EXERCISE INPUTS:
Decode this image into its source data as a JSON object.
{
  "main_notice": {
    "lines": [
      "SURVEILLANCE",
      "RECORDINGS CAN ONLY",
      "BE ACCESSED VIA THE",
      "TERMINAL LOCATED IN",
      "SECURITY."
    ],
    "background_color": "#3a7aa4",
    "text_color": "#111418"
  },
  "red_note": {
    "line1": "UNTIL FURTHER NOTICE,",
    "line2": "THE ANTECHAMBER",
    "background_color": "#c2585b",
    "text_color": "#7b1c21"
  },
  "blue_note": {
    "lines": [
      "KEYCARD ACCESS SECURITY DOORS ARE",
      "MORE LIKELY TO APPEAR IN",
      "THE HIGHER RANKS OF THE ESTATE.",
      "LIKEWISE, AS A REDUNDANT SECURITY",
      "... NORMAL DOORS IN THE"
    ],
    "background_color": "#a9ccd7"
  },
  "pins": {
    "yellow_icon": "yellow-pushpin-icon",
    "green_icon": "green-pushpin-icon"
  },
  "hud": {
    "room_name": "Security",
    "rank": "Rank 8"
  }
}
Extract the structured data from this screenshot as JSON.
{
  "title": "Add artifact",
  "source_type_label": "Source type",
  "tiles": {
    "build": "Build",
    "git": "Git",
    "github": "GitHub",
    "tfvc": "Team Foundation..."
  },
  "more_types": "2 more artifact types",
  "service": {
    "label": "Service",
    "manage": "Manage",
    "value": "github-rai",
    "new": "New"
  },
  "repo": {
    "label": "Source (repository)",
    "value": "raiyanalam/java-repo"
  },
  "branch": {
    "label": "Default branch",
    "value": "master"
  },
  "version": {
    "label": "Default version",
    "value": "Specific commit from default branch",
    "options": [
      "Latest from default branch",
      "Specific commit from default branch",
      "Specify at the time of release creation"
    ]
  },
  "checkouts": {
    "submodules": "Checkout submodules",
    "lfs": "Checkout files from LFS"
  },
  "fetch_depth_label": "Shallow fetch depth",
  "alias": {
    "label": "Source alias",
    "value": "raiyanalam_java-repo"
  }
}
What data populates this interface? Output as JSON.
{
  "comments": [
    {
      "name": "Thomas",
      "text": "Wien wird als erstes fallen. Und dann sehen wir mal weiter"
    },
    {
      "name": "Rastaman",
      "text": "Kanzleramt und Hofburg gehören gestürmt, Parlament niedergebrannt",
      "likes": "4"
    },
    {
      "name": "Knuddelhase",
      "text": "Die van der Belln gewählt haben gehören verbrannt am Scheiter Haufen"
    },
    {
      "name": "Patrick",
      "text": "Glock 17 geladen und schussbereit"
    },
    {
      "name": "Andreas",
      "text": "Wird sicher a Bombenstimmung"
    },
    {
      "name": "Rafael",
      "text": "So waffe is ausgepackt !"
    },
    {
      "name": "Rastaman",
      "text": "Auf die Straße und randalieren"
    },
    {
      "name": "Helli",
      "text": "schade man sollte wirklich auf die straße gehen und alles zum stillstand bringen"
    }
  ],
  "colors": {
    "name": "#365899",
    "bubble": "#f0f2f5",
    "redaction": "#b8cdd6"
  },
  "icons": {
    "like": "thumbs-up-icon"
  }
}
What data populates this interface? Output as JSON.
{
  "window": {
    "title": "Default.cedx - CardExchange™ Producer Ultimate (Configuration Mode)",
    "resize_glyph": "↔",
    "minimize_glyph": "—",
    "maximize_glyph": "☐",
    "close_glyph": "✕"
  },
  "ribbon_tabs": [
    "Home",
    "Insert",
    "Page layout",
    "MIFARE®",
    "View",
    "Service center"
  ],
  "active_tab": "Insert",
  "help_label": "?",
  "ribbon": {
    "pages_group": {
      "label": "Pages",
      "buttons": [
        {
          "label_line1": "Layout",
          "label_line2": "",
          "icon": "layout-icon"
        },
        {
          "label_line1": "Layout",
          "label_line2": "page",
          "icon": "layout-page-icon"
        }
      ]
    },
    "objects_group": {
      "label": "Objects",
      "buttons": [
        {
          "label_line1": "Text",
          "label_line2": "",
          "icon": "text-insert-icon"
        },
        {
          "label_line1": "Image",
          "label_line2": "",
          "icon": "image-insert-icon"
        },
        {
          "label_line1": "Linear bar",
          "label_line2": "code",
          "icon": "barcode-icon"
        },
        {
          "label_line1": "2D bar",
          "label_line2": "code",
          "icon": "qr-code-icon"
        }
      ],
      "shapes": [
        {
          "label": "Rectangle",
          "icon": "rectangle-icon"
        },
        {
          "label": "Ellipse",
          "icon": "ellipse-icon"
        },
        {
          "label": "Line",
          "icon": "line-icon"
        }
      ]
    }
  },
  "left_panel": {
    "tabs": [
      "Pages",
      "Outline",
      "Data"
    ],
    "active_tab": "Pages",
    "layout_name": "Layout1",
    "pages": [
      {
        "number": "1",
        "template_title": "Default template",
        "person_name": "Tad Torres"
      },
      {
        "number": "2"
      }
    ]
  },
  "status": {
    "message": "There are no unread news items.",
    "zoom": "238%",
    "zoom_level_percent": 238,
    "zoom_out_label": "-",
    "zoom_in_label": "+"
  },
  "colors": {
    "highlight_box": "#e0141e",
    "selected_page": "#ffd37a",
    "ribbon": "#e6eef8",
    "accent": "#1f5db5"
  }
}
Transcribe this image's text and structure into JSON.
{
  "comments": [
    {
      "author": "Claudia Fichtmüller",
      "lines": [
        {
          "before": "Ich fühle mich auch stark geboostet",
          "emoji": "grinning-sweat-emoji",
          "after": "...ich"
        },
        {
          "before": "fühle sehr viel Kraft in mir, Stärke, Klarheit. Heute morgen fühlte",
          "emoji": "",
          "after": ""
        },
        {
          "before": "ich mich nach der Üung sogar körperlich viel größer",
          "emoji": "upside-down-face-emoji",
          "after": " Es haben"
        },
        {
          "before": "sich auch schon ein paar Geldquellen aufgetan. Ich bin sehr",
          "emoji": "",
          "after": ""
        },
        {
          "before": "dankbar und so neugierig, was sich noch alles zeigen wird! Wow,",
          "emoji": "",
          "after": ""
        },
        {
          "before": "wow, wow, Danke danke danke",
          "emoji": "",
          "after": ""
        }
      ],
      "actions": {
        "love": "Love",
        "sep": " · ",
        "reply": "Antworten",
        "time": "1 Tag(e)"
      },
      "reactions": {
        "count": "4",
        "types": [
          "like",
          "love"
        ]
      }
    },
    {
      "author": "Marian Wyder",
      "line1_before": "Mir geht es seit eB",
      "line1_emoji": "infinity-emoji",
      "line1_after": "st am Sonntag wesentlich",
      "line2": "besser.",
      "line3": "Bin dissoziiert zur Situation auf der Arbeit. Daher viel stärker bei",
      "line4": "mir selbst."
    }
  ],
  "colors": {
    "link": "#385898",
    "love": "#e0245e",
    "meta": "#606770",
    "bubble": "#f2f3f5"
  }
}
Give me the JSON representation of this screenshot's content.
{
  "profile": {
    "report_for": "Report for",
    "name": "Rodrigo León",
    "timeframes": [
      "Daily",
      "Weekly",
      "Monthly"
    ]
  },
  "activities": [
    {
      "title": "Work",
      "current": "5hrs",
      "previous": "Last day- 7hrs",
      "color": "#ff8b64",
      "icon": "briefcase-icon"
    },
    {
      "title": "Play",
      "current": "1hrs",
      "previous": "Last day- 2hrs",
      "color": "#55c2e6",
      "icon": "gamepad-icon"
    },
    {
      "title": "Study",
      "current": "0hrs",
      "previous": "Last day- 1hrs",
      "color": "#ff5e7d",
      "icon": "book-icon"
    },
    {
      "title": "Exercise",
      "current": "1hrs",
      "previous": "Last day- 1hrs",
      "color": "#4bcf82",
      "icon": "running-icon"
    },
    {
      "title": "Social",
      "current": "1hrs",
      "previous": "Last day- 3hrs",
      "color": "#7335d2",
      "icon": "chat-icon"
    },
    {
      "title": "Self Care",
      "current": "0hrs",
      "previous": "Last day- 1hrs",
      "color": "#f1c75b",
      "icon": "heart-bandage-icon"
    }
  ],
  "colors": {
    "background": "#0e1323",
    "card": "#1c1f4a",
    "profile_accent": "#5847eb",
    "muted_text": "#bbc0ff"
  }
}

WRITTEN TASK: Only the number is required: the count of lines containing the word "artifact".

FINISHED EXERCISE: 2